### Task brief
Find the lines containing the word "text" and copy every one of them.
───── Exercise data ─────
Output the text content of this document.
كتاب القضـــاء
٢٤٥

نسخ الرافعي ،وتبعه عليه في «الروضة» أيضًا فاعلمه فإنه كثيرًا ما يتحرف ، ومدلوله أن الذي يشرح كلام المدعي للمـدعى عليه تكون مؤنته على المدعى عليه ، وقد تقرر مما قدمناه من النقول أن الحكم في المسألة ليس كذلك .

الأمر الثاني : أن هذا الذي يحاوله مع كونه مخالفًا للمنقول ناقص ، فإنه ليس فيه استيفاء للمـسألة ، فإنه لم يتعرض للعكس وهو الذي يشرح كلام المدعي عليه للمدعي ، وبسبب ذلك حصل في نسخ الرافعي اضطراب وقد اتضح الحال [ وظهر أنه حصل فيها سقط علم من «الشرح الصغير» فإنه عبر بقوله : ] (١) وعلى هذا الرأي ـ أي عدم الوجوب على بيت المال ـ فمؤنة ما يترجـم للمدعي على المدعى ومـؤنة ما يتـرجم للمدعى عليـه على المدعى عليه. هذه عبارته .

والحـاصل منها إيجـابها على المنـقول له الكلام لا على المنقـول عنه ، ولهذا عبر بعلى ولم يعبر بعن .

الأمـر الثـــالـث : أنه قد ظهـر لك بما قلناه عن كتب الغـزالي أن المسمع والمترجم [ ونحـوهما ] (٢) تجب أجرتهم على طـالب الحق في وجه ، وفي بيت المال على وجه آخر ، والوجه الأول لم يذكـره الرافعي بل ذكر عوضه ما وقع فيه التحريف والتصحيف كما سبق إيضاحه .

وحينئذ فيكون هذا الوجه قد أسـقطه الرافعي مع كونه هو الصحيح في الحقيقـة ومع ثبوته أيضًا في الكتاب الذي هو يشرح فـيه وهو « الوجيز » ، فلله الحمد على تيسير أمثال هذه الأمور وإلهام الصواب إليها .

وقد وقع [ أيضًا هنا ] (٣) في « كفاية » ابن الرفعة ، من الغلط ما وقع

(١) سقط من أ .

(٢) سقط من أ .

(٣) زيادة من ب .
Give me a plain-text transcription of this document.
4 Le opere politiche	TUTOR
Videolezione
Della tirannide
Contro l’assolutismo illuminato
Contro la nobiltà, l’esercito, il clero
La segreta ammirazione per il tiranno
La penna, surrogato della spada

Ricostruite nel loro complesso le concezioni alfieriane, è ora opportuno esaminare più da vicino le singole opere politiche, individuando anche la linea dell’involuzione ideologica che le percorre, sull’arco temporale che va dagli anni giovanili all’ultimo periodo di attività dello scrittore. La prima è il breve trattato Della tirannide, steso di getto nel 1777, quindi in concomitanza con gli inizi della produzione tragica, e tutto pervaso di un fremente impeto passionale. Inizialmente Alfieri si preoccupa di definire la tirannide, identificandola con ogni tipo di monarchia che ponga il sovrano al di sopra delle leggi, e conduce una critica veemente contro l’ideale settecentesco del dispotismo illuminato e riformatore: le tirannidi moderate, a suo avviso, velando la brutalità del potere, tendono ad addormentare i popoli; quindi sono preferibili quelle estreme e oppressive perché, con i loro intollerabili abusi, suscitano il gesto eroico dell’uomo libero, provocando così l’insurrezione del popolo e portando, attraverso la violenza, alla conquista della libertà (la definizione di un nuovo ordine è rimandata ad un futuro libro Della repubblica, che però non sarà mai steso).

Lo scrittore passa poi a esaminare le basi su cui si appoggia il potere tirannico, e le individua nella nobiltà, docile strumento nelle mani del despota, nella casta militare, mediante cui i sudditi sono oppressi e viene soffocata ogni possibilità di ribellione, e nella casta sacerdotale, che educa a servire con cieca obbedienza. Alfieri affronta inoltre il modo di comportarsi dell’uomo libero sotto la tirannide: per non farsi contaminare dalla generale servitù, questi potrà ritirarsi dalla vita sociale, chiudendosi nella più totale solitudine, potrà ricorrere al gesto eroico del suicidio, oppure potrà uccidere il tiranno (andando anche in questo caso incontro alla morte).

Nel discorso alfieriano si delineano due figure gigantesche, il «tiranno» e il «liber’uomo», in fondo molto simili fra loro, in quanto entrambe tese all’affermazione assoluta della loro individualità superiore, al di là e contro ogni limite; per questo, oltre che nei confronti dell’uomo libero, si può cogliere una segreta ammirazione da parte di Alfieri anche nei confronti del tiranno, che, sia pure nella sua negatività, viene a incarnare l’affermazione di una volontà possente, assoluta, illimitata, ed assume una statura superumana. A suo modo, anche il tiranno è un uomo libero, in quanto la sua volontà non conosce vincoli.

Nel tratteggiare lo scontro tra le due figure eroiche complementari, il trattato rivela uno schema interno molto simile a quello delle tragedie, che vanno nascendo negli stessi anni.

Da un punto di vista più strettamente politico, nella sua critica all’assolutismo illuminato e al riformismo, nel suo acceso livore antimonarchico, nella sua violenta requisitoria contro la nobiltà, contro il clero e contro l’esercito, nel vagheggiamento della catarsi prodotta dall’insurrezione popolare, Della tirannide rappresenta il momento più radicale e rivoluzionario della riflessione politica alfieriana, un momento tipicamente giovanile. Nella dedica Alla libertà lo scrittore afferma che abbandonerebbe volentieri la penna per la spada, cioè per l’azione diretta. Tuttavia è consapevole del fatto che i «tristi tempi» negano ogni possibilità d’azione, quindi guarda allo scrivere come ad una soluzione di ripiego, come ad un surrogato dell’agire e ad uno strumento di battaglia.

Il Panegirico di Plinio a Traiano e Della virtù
─────
### Response below
Output the text content of this document.
Give me a plain-text transcription of this document.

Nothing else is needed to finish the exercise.